List every line in this data where the string "ОФІЦЕРІВ" occurs.
━━ Material shown ━━
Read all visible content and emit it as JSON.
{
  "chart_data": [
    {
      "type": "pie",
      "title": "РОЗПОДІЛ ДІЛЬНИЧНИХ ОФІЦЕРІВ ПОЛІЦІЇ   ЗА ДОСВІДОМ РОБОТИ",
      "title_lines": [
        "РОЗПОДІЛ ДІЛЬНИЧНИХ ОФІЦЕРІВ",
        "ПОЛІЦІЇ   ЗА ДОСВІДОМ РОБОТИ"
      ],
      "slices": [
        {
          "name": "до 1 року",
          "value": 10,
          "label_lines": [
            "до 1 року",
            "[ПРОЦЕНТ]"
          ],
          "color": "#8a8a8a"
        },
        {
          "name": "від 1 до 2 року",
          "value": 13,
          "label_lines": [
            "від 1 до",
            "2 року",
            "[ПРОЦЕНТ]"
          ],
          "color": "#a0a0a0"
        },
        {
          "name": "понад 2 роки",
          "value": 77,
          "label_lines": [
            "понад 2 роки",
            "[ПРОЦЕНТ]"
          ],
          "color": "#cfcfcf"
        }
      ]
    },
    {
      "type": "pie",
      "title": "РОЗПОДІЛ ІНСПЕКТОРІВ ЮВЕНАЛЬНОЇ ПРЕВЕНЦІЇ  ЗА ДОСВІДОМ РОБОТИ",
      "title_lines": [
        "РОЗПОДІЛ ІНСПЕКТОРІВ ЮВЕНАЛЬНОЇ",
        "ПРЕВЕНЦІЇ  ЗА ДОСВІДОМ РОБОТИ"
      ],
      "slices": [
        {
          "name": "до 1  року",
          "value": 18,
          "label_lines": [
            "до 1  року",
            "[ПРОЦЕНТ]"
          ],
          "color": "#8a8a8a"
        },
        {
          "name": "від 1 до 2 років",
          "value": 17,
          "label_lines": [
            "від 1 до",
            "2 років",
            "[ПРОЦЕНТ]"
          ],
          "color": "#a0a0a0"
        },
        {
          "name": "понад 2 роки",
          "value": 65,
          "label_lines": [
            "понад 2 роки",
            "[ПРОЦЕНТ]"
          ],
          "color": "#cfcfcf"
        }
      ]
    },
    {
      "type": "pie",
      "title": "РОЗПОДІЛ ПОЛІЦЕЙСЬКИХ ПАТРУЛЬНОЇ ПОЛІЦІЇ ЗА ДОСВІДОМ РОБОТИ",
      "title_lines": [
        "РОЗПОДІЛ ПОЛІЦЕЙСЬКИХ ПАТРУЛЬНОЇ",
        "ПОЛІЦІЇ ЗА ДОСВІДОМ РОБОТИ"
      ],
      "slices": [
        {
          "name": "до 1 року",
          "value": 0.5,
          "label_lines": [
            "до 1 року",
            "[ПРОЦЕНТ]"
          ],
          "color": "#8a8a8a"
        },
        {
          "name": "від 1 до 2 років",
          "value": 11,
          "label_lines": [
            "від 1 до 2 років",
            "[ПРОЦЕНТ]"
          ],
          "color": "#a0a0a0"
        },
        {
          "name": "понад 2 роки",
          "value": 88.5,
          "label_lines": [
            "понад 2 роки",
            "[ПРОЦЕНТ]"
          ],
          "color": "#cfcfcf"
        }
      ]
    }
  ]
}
━━━
◆ **The answer**:
      "title": "РОЗПОДІЛ ДІЛЬНИЧНИХ ОФІЦЕРІВ ПОЛІЦІЇ   ЗА ДОСВІДОМ РОБОТИ",
        "РОЗПОДІЛ ДІЛЬНИЧНИХ ОФІЦЕРІВ",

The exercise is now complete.